_SUPPLIED DATA_:

───

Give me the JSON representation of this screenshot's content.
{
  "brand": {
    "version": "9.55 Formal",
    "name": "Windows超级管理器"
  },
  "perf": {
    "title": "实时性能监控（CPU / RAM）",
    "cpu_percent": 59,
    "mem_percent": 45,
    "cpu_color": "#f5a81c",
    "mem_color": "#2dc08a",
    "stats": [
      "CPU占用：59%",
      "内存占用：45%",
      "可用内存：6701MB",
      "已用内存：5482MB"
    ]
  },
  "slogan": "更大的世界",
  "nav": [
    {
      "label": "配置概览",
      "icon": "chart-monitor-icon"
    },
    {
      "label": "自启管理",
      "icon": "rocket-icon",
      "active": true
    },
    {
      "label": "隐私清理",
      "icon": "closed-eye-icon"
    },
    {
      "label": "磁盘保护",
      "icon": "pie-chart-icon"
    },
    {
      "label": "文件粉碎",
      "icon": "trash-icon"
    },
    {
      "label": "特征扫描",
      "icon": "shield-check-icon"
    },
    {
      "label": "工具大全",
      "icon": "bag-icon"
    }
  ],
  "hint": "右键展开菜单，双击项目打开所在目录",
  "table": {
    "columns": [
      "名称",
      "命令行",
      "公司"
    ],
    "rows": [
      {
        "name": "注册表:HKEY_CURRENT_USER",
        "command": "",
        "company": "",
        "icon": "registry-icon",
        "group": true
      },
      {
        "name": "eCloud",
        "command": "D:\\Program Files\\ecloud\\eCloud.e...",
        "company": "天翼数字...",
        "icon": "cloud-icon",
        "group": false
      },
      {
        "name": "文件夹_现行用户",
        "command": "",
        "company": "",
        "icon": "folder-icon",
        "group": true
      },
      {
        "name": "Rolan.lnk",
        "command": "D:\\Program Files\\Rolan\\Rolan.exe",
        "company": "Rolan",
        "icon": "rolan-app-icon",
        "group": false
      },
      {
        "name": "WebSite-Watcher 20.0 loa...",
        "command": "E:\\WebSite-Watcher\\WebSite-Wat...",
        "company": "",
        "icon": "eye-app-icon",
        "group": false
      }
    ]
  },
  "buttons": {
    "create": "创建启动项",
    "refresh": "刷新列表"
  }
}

───

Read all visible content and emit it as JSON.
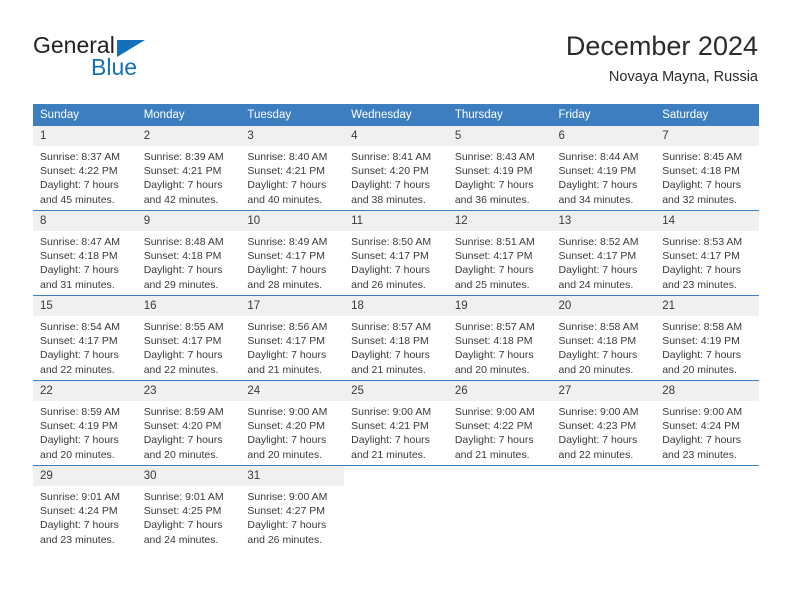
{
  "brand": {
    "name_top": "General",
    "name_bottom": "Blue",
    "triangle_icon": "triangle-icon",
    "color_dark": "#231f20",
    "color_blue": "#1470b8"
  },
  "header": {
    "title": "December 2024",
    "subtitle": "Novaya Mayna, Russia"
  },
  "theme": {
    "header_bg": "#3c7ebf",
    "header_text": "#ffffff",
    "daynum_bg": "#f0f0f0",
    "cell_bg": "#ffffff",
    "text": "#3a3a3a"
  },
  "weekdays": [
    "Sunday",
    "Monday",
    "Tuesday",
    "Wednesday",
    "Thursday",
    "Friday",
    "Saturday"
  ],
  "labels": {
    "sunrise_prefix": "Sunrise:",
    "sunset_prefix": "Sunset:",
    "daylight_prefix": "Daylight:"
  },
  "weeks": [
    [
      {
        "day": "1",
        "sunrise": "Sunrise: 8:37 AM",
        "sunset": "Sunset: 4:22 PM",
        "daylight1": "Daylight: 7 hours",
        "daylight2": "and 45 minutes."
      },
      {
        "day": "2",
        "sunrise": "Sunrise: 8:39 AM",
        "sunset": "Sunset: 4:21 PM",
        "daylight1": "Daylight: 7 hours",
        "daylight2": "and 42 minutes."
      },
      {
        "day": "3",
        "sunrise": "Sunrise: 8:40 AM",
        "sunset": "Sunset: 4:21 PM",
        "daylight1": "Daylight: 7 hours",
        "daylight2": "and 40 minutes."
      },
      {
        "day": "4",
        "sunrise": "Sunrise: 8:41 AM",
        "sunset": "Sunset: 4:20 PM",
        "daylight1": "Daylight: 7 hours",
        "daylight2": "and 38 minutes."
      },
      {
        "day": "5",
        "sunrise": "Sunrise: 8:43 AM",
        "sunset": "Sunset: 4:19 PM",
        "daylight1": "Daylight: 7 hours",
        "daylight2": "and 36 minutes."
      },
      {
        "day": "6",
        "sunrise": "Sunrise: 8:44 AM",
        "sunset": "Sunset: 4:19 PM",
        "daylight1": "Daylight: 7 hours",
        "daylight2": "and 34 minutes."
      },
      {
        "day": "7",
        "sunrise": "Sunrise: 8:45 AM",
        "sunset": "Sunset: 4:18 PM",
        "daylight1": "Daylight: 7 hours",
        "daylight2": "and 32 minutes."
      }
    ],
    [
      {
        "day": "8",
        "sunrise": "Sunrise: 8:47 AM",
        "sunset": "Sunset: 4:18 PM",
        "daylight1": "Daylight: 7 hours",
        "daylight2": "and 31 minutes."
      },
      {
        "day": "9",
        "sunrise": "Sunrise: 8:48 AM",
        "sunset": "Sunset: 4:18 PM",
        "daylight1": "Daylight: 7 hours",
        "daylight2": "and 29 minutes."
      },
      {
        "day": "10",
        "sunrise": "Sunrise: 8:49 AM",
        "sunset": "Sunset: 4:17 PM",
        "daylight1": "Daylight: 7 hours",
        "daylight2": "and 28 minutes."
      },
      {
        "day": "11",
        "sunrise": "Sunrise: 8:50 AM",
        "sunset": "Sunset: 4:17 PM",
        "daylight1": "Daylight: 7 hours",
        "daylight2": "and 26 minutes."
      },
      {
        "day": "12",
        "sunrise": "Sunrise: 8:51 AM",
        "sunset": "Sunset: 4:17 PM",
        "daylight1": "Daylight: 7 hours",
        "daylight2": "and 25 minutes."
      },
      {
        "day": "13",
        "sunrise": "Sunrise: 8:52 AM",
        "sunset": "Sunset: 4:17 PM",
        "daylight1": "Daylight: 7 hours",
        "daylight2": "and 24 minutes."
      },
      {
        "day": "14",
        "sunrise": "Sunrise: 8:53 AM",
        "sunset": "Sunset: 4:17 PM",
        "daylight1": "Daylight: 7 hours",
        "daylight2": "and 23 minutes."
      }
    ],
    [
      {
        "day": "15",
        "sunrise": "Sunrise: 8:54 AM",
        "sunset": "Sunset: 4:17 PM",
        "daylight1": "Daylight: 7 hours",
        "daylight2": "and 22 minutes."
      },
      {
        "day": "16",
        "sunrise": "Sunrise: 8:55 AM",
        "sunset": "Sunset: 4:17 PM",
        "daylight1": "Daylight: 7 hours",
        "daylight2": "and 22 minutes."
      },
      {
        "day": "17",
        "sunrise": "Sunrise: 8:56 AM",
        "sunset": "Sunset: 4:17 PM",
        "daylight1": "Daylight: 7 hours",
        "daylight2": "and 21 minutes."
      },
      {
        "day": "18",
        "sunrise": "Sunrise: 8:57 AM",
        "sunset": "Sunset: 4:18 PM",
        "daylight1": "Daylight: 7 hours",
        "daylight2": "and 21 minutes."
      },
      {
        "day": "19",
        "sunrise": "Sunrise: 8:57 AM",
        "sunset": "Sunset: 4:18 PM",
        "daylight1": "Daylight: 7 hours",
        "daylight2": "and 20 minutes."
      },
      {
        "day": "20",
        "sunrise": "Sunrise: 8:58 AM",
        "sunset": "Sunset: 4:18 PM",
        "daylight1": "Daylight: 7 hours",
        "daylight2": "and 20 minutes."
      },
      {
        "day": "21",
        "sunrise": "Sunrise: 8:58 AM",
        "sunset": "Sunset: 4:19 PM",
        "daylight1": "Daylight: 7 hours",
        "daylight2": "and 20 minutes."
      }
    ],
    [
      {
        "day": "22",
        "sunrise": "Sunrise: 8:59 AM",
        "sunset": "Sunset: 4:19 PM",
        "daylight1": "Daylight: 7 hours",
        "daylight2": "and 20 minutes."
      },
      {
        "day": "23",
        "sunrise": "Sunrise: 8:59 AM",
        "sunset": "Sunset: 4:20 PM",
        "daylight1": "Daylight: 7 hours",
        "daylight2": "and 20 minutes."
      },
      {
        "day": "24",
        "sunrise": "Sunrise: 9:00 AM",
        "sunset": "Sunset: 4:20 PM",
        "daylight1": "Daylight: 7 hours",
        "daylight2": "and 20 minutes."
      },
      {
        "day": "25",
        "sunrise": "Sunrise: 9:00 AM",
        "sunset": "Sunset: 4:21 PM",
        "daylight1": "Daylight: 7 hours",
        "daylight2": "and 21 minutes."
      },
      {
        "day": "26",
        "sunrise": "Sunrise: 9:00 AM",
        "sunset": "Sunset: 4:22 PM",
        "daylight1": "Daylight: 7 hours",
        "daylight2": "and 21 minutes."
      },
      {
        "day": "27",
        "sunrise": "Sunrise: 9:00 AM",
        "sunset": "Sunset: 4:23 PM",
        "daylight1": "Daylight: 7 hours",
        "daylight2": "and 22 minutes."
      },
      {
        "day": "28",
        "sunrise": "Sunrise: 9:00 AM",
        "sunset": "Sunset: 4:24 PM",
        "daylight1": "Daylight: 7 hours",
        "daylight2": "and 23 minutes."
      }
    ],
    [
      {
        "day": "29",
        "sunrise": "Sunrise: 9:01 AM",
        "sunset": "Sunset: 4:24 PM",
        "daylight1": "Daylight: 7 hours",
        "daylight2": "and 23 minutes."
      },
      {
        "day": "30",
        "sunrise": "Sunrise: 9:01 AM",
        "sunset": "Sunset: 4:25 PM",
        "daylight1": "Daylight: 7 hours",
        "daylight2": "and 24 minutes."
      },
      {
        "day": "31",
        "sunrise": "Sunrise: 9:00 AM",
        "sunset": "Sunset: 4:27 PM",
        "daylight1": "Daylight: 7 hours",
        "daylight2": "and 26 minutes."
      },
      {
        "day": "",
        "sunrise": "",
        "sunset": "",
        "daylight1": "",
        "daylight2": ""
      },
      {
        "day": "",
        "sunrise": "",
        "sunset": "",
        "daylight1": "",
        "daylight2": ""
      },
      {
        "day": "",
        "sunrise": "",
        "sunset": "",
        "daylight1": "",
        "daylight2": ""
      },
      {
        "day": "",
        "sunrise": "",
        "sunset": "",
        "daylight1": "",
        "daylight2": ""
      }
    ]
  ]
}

───

_EXERCISE DESCRIPTION_: Using the listing, copy every line where the word "chart" shows up.

_RESULT BELOW_:
      "icon": "chart-monitor-icon"
      "icon": "pie-chart-icon"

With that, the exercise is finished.